Instructions for the task – Transcribe the listing word for word.

Material to process –
■ ■ ■ ■ ■ ■ ■

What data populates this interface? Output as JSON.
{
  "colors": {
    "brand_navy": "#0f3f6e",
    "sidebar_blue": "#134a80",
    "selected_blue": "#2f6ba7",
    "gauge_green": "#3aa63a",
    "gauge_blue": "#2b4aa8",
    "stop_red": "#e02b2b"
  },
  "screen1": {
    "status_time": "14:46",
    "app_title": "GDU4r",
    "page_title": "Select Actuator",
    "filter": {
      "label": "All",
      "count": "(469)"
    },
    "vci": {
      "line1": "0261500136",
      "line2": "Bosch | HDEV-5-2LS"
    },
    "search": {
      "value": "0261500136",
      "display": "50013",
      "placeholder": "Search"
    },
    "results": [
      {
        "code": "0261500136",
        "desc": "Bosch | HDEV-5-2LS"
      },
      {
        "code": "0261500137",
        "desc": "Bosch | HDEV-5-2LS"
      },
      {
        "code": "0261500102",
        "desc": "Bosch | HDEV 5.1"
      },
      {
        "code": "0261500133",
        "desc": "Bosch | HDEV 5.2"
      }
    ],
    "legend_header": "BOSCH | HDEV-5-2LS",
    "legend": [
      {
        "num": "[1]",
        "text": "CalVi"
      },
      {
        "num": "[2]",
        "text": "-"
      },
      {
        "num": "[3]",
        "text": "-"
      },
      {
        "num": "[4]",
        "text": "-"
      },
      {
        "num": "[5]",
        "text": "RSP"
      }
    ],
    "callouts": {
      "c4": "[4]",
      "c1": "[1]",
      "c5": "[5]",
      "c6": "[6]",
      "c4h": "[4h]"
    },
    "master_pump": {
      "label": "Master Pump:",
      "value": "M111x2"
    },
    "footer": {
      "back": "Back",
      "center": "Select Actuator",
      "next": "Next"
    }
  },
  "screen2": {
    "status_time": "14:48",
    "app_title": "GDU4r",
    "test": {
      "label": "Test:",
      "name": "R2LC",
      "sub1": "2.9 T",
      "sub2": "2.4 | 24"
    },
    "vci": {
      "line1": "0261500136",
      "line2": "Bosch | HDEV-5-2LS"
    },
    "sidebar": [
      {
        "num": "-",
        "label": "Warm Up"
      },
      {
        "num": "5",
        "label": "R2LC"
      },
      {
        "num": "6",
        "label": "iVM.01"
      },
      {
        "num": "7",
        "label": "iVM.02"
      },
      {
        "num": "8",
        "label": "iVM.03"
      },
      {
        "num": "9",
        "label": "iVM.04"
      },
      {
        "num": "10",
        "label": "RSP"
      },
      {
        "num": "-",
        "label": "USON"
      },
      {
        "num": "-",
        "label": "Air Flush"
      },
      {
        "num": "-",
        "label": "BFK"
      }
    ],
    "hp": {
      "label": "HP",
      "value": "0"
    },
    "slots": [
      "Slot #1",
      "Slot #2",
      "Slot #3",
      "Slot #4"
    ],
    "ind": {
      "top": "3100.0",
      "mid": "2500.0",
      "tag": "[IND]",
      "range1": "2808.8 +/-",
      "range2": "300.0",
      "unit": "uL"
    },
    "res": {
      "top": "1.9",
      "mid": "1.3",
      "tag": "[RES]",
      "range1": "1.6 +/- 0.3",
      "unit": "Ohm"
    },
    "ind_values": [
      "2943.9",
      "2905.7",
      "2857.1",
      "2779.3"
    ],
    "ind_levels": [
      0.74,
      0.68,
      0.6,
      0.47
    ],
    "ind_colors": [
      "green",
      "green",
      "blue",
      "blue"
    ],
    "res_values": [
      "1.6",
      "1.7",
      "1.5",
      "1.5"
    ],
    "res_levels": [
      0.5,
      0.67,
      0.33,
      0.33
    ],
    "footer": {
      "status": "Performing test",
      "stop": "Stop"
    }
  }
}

■ ■ ■ ■ ■ ■ ■

Answer for this exercise –
What data populates this interface? Output as JSON.
{
  "colors": {
    "brand_navy": "#0f3f6e",
    "sidebar_blue": "#134a80",
    "selected_blue": "#2f6ba7",
    "gauge_green": "#3aa63a",
    "gauge_blue": "#2b4aa8",
    "stop_red": "#e02b2b"
  },
  "screen1": {
    "status_time": "14:46",
    "app_title": "GDU4r",
    "page_title": "Select Actuator",
    "filter": {
      "label": "All",
      "count": "(469)"
    },
    "vci": {
      "line1": "0261500136",
      "line2": "Bosch | HDEV-5-2LS"
    },
    "search": {
      "value": "0261500136",
      "display": "50013",
      "placeholder": "Search"
    },
    "results": [
      {
        "code": "0261500136",
        "desc": "Bosch | HDEV-5-2LS"
      },
      {
        "code": "0261500137",
        "desc": "Bosch | HDEV-5-2LS"
      },
      {
        "code": "0261500102",
        "desc": "Bosch | HDEV 5.1"
      },
      {
        "code": "0261500133",
        "desc": "Bosch | HDEV 5.2"
      }
    ],
    "legend_header": "BOSCH | HDEV-5-2LS",
    "legend": [
      {
        "num": "[1]",
        "text": "CalVi"
      },
      {
        "num": "[2]",
        "text": "-"
      },
      {
        "num": "[3]",
        "text": "-"
      },
      {
        "num": "[4]",
        "text": "-"
      },
      {
        "num": "[5]",
        "text": "RSP"
      }
    ],
    "callouts": {
      "c4": "[4]",
      "c1": "[1]",
      "c5": "[5]",
      "c6": "[6]",
      "c4h": "[4h]"
    },
    "master_pump": {
      "label": "Master Pump:",
      "value": "M111x2"
    },
    "footer": {
      "back": "Back",
      "center": "Select Actuator",
      "next": "Next"
    }
  },
  "screen2": {
    "status_time": "14:48",
    "app_title": "GDU4r",
    "test": {
      "label": "Test:",
      "name": "R2LC",
      "sub1": "2.9 T",
      "sub2": "2.4 | 24"
    },
    "vci": {
      "line1": "0261500136",
      "line2": "Bosch | HDEV-5-2LS"
    },
    "sidebar": [
      {
        "num": "-",
        "label": "Warm Up"
      },
      {
        "num": "5",
        "label": "R2LC"
      },
      {
        "num": "6",
        "label": "iVM.01"
      },
      {
        "num": "7",
        "label": "iVM.02"
      },
      {
        "num": "8",
        "label": "iVM.03"
      },
      {
        "num": "9",
        "label": "iVM.04"
      },
      {
        "num": "10",
        "label": "RSP"
      },
      {
        "num": "-",
        "label": "USON"
      },
      {
        "num": "-",
        "label": "Air Flush"
      },
      {
        "num": "-",
        "label": "BFK"
      }
    ],
    "hp": {
      "label": "HP",
      "value": "0"
    },
    "slots": [
      "Slot #1",
      "Slot #2",
      "Slot #3",
      "Slot #4"
    ],
    "ind": {
      "top": "3100.0",
      "mid": "2500.0",
      "tag": "[IND]",
      "range1": "2808.8 +/-",
      "range2": "300.0",
      "unit": "uL"
    },
    "res": {
      "top": "1.9",
      "mid": "1.3",
      "tag": "[RES]",
      "range1": "1.6 +/- 0.3",
      "unit": "Ohm"
    },
    "ind_values": [
      "2943.9",
      "2905.7",
      "2857.1",
      "2779.3"
    ],
    "ind_levels": [
      0.74,
      0.68,
      0.6,
      0.47
    ],
    "ind_colors": [
      "green",
      "green",
      "blue",
      "blue"
    ],
    "res_values": [
      "1.6",
      "1.7",
      "1.5",
      "1.5"
    ],
    "res_levels": [
      0.5,
      0.67,
      0.33,
      0.33
    ],
    "footer": {
      "status": "Performing test",
      "stop": "Stop"
    }
  }
}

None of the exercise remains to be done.